§ **Written instruction**
Retype the records that come next, word for word.

§ **Exercise input**
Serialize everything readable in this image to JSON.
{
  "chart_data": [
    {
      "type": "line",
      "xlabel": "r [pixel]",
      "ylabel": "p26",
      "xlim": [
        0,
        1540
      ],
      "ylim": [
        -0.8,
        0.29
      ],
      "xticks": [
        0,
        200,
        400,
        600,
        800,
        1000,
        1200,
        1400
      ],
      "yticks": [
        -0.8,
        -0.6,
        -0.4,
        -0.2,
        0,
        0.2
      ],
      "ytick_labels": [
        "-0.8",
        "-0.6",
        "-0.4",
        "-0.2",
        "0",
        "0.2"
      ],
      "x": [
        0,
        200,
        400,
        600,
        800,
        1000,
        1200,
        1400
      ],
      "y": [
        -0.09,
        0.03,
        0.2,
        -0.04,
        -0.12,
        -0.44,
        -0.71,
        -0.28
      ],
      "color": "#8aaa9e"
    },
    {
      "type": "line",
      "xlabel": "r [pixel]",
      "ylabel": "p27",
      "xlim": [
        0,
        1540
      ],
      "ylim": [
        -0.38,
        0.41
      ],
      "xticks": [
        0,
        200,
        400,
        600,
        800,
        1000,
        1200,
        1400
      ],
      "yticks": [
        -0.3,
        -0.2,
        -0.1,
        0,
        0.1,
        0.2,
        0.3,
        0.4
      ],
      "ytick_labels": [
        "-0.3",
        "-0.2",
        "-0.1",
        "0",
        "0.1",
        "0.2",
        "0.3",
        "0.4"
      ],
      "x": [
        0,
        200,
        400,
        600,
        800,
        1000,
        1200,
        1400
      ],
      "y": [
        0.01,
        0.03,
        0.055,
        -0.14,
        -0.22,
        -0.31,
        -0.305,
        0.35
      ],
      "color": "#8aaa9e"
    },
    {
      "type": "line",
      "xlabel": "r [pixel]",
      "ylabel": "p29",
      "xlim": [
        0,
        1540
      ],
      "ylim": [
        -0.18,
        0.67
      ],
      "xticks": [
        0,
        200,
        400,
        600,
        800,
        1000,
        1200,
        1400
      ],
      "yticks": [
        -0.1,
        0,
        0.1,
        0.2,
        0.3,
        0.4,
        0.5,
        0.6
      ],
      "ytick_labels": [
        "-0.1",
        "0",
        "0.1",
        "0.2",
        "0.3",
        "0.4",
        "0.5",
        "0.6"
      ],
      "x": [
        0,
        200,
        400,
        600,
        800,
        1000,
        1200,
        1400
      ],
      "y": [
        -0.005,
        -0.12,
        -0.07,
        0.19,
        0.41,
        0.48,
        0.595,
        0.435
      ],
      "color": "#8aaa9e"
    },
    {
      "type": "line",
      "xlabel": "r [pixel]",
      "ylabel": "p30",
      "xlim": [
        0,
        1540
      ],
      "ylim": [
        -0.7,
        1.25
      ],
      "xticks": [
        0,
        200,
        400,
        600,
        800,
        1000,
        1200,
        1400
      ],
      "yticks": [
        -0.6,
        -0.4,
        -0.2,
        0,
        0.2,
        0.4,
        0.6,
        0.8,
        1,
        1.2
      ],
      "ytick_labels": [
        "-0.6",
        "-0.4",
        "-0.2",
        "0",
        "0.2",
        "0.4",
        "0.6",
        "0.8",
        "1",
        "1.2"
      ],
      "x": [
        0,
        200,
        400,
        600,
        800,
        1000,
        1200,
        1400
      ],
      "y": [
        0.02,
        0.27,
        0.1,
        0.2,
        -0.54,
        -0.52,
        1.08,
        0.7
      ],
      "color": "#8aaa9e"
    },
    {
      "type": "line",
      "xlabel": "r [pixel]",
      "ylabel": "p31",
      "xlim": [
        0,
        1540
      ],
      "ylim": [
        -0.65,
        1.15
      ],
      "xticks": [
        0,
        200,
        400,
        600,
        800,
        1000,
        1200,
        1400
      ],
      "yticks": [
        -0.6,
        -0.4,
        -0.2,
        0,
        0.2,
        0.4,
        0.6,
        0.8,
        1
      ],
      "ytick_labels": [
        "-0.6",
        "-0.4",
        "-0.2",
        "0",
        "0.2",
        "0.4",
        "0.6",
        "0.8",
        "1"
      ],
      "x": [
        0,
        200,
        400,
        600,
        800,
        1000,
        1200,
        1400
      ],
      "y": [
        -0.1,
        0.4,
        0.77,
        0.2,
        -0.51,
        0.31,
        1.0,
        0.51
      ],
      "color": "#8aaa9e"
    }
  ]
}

§ **Output below**
Serialize everything readable in this image to JSON.
{
  "chart_data": [
    {
      "type": "line",
      "xlabel": "r [pixel]",
      "ylabel": "p26",
      "xlim": [
        0,
        1540
      ],
      "ylim": [
        -0.8,
        0.29
      ],
      "xticks": [
        0,
        200,
        400,
        600,
        800,
        1000,
        1200,
        1400
      ],
      "yticks": [
        -0.8,
        -0.6,
        -0.4,
        -0.2,
        0,
        0.2
      ],
      "ytick_labels": [
        "-0.8",
        "-0.6",
        "-0.4",
        "-0.2",
        "0",
        "0.2"
      ],
      "x": [
        0,
        200,
        400,
        600,
        800,
        1000,
        1200,
        1400
      ],
      "y": [
        -0.09,
        0.03,
        0.2,
        -0.04,
        -0.12,
        -0.44,
        -0.71,
        -0.28
      ],
      "color": "#8aaa9e"
    },
    {
      "type": "line",
      "xlabel": "r [pixel]",
      "ylabel": "p27",
      "xlim": [
        0,
        1540
      ],
      "ylim": [
        -0.38,
        0.41
      ],
      "xticks": [
        0,
        200,
        400,
        600,
        800,
        1000,
        1200,
        1400
      ],
      "yticks": [
        -0.3,
        -0.2,
        -0.1,
        0,
        0.1,
        0.2,
        0.3,
        0.4
      ],
      "ytick_labels": [
        "-0.3",
        "-0.2",
        "-0.1",
        "0",
        "0.1",
        "0.2",
        "0.3",
        "0.4"
      ],
      "x": [
        0,
        200,
        400,
        600,
        800,
        1000,
        1200,
        1400
      ],
      "y": [
        0.01,
        0.03,
        0.055,
        -0.14,
        -0.22,
        -0.31,
        -0.305,
        0.35
      ],
      "color": "#8aaa9e"
    },
    {
      "type": "line",
      "xlabel": "r [pixel]",
      "ylabel": "p29",
      "xlim": [
        0,
        1540
      ],
      "ylim": [
        -0.18,
        0.67
      ],
      "xticks": [
        0,
        200,
        400,
        600,
        800,
        1000,
        1200,
        1400
      ],
      "yticks": [
        -0.1,
        0,
        0.1,
        0.2,
        0.3,
        0.4,
        0.5,
        0.6
      ],
      "ytick_labels": [
        "-0.1",
        "0",
        "0.1",
        "0.2",
        "0.3",
        "0.4",
        "0.5",
        "0.6"
      ],
      "x": [
        0,
        200,
        400,
        600,
        800,
        1000,
        1200,
        1400
      ],
      "y": [
        -0.005,
        -0.12,
        -0.07,
        0.19,
        0.41,
        0.48,
        0.595,
        0.435
      ],
      "color": "#8aaa9e"
    },
    {
      "type": "line",
      "xlabel": "r [pixel]",
      "ylabel": "p30",
      "xlim": [
        0,
        1540
      ],
      "ylim": [
        -0.7,
        1.25
      ],
      "xticks": [
        0,
        200,
        400,
        600,
        800,
        1000,
        1200,
        1400
      ],
      "yticks": [
        -0.6,
        -0.4,
        -0.2,
        0,
        0.2,
        0.4,
        0.6,
        0.8,
        1,
        1.2
      ],
      "ytick_labels": [
        "-0.6",
        "-0.4",
        "-0.2",
        "0",
        "0.2",
        "0.4",
        "0.6",
        "0.8",
        "1",
        "1.2"
      ],
      "x": [
        0,
        200,
        400,
        600,
        800,
        1000,
        1200,
        1400
      ],
      "y": [
        0.02,
        0.27,
        0.1,
        0.2,
        -0.54,
        -0.52,
        1.08,
        0.7
      ],
      "color": "#8aaa9e"
    },
    {
      "type": "line",
      "xlabel": "r [pixel]",
      "ylabel": "p31",
      "xlim": [
        0,
        1540
      ],
      "ylim": [
        -0.65,
        1.15
      ],
      "xticks": [
        0,
        200,
        400,
        600,
        800,
        1000,
        1200,
        1400
      ],
      "yticks": [
        -0.6,
        -0.4,
        -0.2,
        0,
        0.2,
        0.4,
        0.6,
        0.8,
        1
      ],
      "ytick_labels": [
        "-0.6",
        "-0.4",
        "-0.2",
        "0",
        "0.2",
        "0.4",
        "0.6",
        "0.8",
        "1"
      ],
      "x": [
        0,
        200,
        400,
        600,
        800,
        1000,
        1200,
        1400
      ],
      "y": [
        -0.1,
        0.4,
        0.77,
        0.2,
        -0.51,
        0.31,
        1.0,
        0.51
      ],
      "color": "#8aaa9e"
    }
  ]
}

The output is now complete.